> Objective:
Answer with one number only: the number of lines that include the word "Global".

────────────────────

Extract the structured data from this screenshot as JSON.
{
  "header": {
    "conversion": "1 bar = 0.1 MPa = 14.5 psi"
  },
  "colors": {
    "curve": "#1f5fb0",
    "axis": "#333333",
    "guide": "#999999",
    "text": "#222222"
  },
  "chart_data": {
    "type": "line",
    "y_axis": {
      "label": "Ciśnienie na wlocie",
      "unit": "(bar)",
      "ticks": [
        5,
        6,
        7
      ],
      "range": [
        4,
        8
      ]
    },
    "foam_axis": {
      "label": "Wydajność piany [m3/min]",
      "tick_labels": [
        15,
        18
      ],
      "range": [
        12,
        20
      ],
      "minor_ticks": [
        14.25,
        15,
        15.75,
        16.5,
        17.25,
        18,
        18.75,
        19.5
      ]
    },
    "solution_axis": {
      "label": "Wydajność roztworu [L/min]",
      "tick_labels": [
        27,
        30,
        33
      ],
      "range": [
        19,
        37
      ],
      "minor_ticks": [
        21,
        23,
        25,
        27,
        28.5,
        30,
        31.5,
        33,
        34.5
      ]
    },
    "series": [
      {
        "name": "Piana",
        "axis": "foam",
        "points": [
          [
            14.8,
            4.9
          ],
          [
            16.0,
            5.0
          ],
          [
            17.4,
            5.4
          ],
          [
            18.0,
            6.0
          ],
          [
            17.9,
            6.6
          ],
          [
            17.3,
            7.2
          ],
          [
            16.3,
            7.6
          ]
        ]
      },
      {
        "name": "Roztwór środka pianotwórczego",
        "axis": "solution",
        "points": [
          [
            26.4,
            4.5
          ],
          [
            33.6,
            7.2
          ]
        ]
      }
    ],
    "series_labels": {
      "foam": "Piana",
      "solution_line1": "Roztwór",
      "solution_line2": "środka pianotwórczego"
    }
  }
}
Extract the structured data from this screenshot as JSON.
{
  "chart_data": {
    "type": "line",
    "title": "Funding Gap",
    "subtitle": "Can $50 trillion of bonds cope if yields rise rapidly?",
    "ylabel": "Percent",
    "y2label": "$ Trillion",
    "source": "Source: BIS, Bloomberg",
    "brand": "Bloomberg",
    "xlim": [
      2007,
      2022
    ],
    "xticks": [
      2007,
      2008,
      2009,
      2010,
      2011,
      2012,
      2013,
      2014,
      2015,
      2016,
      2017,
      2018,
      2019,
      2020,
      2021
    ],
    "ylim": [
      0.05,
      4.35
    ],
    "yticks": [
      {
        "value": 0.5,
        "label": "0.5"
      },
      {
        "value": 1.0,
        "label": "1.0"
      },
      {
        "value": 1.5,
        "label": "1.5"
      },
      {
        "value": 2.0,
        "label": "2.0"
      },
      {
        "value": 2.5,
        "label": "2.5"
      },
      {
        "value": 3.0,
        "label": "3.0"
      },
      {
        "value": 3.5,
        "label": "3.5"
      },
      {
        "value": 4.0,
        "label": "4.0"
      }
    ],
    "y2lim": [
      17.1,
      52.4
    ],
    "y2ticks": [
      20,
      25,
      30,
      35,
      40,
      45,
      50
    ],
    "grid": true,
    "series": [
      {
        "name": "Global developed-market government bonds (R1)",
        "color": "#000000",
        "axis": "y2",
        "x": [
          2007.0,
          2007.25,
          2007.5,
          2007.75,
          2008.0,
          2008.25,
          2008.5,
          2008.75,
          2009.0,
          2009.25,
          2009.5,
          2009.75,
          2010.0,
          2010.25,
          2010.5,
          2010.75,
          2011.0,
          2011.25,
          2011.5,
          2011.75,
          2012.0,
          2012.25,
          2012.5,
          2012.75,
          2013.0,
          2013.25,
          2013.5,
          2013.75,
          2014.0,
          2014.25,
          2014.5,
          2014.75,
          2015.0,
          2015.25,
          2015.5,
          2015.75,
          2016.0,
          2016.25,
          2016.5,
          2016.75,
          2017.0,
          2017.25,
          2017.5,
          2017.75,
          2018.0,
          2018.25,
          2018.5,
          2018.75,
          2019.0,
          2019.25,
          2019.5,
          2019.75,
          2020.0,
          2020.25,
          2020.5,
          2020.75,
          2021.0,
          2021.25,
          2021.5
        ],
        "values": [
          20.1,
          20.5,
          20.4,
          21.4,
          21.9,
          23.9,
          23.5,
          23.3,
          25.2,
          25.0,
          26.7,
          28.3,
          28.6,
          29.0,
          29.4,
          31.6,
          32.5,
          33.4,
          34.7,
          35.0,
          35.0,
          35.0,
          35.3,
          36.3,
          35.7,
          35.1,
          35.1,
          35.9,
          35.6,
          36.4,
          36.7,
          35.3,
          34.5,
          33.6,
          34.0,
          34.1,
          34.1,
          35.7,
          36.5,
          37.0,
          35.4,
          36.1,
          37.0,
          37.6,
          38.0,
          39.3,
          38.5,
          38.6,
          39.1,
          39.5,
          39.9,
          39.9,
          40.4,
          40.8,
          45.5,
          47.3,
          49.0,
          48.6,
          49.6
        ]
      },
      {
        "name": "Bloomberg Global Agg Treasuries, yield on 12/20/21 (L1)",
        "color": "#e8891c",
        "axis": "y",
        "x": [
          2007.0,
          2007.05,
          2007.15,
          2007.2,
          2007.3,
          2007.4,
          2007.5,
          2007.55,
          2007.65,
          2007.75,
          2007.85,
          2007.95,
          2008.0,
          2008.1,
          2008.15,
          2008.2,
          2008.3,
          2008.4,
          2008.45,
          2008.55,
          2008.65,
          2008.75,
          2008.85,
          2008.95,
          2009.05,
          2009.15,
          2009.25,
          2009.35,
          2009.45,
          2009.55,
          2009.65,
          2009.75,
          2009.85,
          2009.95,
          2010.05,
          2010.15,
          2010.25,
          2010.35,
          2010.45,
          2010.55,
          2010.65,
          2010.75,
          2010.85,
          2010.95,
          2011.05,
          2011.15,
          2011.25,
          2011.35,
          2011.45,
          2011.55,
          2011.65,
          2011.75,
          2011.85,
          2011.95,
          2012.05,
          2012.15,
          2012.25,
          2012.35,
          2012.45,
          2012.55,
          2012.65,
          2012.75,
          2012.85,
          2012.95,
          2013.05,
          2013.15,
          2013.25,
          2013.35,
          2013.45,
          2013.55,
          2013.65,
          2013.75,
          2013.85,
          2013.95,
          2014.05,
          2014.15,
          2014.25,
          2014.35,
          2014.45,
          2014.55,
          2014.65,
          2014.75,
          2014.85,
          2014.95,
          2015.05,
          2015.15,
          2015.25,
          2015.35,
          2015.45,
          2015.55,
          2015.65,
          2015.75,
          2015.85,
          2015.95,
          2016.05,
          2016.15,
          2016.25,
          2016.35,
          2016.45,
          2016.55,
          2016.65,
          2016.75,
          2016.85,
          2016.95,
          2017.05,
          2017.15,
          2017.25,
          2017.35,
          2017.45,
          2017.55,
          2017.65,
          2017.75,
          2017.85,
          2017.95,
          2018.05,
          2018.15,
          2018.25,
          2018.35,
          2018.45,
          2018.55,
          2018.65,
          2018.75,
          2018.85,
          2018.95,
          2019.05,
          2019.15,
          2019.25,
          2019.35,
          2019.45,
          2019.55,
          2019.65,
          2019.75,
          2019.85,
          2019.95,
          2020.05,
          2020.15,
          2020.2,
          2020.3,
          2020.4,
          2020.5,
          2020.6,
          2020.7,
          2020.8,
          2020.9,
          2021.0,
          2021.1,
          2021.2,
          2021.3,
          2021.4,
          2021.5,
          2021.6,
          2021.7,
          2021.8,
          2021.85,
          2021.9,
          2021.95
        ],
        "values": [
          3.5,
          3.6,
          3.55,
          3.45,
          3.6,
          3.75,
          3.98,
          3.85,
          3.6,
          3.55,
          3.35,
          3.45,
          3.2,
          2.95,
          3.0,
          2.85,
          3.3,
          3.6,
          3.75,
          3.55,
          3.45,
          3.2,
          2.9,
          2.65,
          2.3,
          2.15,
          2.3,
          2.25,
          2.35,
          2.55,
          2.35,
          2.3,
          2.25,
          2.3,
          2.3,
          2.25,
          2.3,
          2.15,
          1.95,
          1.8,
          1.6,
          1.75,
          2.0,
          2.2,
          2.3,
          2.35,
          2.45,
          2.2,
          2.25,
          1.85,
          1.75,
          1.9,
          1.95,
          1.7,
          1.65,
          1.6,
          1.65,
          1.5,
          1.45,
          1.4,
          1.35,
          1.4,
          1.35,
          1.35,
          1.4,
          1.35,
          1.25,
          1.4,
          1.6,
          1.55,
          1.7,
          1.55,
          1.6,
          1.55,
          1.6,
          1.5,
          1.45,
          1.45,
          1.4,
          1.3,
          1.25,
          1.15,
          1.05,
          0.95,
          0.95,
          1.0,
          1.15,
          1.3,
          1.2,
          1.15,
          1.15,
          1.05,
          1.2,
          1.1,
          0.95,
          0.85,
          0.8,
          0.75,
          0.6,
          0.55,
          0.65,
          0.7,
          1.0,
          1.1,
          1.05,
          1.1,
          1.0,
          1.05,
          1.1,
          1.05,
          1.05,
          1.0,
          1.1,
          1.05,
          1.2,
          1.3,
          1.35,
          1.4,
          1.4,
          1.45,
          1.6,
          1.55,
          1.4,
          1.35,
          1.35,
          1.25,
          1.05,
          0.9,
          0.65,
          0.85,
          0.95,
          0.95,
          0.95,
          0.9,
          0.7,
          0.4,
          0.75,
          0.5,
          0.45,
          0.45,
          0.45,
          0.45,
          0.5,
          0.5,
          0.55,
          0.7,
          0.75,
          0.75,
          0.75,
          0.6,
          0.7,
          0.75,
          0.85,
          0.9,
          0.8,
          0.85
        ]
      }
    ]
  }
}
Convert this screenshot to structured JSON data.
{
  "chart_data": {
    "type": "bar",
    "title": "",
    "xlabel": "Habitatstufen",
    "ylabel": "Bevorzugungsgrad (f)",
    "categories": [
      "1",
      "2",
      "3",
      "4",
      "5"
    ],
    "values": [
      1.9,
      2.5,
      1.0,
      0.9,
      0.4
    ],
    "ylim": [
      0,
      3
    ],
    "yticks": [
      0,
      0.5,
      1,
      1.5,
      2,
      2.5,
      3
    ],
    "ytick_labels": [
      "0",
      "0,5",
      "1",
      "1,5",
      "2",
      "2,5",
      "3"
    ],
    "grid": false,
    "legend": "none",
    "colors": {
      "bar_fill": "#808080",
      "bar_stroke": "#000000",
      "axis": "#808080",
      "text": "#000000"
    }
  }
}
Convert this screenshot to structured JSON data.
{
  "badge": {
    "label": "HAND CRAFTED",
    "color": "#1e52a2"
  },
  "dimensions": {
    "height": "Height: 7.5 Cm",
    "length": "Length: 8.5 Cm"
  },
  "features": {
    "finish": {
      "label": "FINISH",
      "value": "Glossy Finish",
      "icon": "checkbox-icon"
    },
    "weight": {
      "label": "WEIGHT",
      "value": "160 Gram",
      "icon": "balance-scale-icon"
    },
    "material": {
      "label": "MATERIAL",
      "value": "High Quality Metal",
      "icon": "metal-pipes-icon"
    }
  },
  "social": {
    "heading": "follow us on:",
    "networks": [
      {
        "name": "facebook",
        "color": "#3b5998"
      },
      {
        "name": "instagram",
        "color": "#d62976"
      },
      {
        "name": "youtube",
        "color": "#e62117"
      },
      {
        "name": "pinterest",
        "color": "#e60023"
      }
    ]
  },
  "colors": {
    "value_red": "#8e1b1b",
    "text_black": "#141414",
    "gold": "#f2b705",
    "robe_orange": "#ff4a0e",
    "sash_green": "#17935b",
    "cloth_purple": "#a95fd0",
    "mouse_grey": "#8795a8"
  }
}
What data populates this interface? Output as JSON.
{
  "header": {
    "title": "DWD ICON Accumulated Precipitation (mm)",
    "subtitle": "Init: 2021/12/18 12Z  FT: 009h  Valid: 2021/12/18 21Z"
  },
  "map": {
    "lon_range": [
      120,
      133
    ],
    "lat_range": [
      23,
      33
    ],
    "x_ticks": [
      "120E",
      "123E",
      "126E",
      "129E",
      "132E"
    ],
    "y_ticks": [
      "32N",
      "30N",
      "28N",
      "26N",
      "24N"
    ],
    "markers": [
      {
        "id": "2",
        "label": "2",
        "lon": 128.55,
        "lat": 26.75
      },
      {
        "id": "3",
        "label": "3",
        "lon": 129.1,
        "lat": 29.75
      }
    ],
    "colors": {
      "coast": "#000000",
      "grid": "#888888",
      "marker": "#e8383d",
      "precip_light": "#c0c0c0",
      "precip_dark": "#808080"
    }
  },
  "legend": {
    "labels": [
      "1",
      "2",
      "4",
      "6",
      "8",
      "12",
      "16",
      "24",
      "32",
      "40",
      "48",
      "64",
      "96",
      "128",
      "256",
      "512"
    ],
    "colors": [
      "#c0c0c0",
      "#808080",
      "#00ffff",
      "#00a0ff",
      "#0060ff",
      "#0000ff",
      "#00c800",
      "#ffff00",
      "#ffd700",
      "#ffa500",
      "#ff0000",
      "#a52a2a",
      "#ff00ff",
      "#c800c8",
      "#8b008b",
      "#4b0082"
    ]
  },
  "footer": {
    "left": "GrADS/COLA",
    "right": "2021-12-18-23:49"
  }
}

────────────────────

> Correct result:
2